──────── DATA FOR ANALYSIS

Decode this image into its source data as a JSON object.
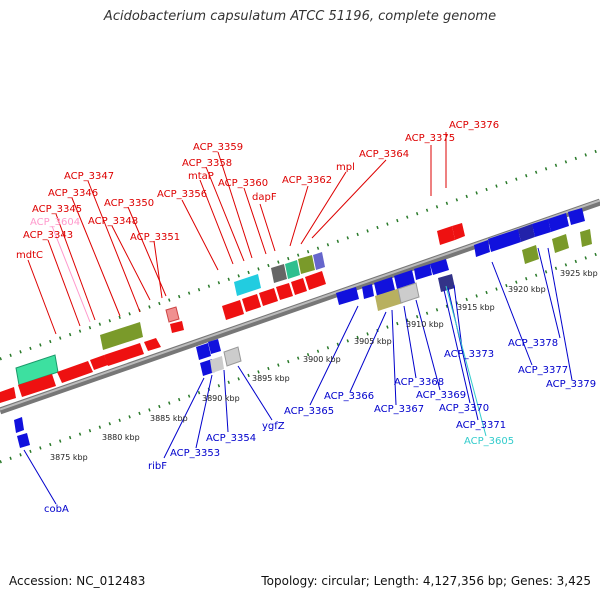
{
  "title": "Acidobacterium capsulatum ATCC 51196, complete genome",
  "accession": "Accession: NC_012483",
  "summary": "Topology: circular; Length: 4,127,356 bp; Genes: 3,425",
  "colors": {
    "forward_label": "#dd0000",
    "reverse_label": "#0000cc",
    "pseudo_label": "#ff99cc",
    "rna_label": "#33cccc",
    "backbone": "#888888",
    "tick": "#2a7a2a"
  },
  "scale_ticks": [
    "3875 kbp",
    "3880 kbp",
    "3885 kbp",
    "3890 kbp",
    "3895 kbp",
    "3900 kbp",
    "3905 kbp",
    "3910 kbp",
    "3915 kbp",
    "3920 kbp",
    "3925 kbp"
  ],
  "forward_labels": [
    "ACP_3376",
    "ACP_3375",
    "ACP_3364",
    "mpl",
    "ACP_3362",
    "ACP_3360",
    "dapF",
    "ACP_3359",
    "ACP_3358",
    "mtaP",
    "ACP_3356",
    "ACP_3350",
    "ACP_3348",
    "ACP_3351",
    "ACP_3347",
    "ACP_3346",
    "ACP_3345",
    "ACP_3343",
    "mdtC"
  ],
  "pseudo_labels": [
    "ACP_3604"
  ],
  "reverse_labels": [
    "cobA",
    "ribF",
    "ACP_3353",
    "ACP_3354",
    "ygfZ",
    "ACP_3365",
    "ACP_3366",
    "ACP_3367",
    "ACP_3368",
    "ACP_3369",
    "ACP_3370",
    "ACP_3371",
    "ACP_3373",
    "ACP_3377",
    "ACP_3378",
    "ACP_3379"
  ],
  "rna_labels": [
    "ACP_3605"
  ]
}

────────────────

■ AIM OF THE TASK ■
Copy each of the entries above precisely, and drop whatever pictures they hold.

■ SOLUTION TO THIS EXERCISE ■
Decode this image into its source data as a JSON object.
{
  "title": "Acidobacterium capsulatum ATCC 51196, complete genome",
  "accession": "Accession: NC_012483",
  "summary": "Topology: circular; Length: 4,127,356 bp; Genes: 3,425",
  "colors": {
    "forward_label": "#dd0000",
    "reverse_label": "#0000cc",
    "pseudo_label": "#ff99cc",
    "rna_label": "#33cccc",
    "backbone": "#888888",
    "tick": "#2a7a2a"
  },
  "scale_ticks": [
    "3875 kbp",
    "3880 kbp",
    "3885 kbp",
    "3890 kbp",
    "3895 kbp",
    "3900 kbp",
    "3905 kbp",
    "3910 kbp",
    "3915 kbp",
    "3920 kbp",
    "3925 kbp"
  ],
  "forward_labels": [
    "ACP_3376",
    "ACP_3375",
    "ACP_3364",
    "mpl",
    "ACP_3362",
    "ACP_3360",
    "dapF",
    "ACP_3359",
    "ACP_3358",
    "mtaP",
    "ACP_3356",
    "ACP_3350",
    "ACP_3348",
    "ACP_3351",
    "ACP_3347",
    "ACP_3346",
    "ACP_3345",
    "ACP_3343",
    "mdtC"
  ],
  "pseudo_labels": [
    "ACP_3604"
  ],
  "reverse_labels": [
    "cobA",
    "ribF",
    "ACP_3353",
    "ACP_3354",
    "ygfZ",
    "ACP_3365",
    "ACP_3366",
    "ACP_3367",
    "ACP_3368",
    "ACP_3369",
    "ACP_3370",
    "ACP_3371",
    "ACP_3373",
    "ACP_3377",
    "ACP_3378",
    "ACP_3379"
  ],
  "rna_labels": [
    "ACP_3605"
  ]
}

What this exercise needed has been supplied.